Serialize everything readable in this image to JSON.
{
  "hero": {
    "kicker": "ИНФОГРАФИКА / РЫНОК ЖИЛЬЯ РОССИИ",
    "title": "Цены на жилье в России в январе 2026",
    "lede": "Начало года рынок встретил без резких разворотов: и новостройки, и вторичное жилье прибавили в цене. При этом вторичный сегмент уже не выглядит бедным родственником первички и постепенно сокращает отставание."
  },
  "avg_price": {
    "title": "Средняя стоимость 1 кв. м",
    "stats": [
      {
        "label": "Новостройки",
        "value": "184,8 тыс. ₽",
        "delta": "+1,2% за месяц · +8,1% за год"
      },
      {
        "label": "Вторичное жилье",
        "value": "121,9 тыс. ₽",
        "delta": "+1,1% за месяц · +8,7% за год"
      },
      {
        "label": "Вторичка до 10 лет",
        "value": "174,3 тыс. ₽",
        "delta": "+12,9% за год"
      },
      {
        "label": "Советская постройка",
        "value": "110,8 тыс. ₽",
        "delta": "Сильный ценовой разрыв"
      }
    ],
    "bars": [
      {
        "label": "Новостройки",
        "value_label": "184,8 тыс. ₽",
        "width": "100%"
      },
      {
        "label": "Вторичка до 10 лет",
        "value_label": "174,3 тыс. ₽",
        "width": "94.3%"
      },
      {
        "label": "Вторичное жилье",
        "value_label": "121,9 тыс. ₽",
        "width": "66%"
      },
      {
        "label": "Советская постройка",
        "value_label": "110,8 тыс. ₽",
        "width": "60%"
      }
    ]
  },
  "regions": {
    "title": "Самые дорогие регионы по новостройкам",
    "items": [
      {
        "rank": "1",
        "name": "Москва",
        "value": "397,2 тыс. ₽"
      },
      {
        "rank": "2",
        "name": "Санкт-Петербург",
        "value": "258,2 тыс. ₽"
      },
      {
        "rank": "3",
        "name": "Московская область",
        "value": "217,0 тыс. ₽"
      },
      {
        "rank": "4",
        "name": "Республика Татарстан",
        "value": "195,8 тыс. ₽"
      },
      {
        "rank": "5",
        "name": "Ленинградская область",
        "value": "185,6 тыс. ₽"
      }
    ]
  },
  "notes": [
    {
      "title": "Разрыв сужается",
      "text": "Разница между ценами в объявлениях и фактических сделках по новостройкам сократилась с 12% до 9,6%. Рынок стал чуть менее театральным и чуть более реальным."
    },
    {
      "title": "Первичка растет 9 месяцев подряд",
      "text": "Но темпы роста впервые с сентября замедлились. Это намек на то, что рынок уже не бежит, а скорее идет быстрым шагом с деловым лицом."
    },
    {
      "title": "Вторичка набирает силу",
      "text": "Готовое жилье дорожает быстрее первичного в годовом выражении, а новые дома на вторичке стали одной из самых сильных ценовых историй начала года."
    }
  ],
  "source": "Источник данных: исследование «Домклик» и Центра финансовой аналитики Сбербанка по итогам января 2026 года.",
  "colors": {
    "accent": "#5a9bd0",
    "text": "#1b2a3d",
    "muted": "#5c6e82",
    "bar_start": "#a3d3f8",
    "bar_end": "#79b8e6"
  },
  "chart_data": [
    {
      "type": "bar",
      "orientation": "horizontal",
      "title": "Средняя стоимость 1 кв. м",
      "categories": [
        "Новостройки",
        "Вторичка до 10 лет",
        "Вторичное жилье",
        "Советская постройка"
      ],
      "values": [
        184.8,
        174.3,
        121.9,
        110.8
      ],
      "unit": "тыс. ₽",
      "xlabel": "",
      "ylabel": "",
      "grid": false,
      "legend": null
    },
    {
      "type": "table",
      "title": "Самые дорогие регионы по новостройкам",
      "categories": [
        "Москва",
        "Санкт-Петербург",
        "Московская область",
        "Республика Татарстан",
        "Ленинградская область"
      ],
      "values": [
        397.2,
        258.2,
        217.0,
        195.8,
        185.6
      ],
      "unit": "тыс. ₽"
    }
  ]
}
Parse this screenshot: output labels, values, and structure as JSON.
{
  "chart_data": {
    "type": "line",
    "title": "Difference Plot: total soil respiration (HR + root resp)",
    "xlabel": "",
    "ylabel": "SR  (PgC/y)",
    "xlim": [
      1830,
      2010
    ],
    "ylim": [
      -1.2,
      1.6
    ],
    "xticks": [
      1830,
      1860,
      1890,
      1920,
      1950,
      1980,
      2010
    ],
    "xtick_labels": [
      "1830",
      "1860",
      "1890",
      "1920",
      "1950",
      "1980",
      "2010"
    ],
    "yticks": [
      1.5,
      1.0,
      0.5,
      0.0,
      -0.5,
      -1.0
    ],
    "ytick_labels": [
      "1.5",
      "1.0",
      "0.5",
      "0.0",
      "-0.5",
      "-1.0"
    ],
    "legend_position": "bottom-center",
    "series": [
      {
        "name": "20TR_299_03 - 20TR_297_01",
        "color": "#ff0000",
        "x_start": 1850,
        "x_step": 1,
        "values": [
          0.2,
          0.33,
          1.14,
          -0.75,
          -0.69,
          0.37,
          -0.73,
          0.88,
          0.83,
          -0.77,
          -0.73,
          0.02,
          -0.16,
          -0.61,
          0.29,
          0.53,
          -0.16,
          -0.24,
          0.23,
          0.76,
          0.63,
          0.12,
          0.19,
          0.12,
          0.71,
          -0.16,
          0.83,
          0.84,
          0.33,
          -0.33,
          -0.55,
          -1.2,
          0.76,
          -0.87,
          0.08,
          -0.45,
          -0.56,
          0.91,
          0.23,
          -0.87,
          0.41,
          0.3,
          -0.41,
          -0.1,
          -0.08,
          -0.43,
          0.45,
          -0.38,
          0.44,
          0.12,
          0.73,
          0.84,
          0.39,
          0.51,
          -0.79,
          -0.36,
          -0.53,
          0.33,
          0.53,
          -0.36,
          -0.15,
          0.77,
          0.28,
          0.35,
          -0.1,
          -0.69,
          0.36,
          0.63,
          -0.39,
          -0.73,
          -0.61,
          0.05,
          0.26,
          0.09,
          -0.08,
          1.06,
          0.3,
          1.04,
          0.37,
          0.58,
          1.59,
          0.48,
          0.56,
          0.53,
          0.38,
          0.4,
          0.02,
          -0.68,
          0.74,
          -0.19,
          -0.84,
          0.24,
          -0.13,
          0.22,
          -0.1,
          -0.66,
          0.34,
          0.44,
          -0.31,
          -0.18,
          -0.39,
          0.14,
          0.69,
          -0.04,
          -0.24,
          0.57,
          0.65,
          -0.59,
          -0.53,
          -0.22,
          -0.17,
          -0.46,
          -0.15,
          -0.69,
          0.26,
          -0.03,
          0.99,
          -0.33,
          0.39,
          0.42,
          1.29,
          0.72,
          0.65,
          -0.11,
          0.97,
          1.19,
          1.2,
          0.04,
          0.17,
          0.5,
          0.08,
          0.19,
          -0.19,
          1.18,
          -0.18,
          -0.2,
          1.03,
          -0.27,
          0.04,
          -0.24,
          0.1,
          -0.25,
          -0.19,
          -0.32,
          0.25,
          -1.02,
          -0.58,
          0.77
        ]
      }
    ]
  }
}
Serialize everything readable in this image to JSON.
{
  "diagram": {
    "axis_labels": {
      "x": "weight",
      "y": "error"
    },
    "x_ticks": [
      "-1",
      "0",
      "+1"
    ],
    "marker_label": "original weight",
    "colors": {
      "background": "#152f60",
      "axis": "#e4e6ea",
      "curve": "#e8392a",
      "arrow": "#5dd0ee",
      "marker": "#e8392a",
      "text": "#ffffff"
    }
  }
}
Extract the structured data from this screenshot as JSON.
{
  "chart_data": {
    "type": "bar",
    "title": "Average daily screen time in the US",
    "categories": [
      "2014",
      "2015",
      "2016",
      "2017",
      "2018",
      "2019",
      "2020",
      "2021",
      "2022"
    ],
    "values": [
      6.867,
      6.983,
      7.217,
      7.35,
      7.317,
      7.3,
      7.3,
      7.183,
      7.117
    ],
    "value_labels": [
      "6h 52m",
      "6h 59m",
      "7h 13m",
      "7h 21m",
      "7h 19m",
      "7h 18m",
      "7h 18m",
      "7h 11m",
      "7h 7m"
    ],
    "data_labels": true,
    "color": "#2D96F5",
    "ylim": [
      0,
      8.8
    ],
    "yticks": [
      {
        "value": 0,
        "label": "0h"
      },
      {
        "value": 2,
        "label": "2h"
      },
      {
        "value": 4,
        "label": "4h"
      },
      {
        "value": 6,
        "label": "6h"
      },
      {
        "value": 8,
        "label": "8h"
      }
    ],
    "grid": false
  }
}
※
Task directions »
Write out only the final block of lines, starting at the line with "Extract the structured" and running to the end of the material.

Answer in full »
Extract the structured data from this screenshot as JSON.
{
  "chart_data": {
    "type": "bar",
    "title": "Average daily screen time in the US",
    "categories": [
      "2014",
      "2015",
      "2016",
      "2017",
      "2018",
      "2019",
      "2020",
      "2021",
      "2022"
    ],
    "values": [
      6.867,
      6.983,
      7.217,
      7.35,
      7.317,
      7.3,
      7.3,
      7.183,
      7.117
    ],
    "value_labels": [
      "6h 52m",
      "6h 59m",
      "7h 13m",
      "7h 21m",
      "7h 19m",
      "7h 18m",
      "7h 18m",
      "7h 11m",
      "7h 7m"
    ],
    "data_labels": true,
    "color": "#2D96F5",
    "ylim": [
      0,
      8.8
    ],
    "yticks": [
      {
        "value": 0,
        "label": "0h"
      },
      {
        "value": 2,
        "label": "2h"
      },
      {
        "value": 4,
        "label": "4h"
      },
      {
        "value": 6,
        "label": "6h"
      },
      {
        "value": 8,
        "label": "8h"
      }
    ],
    "grid": false
  }
}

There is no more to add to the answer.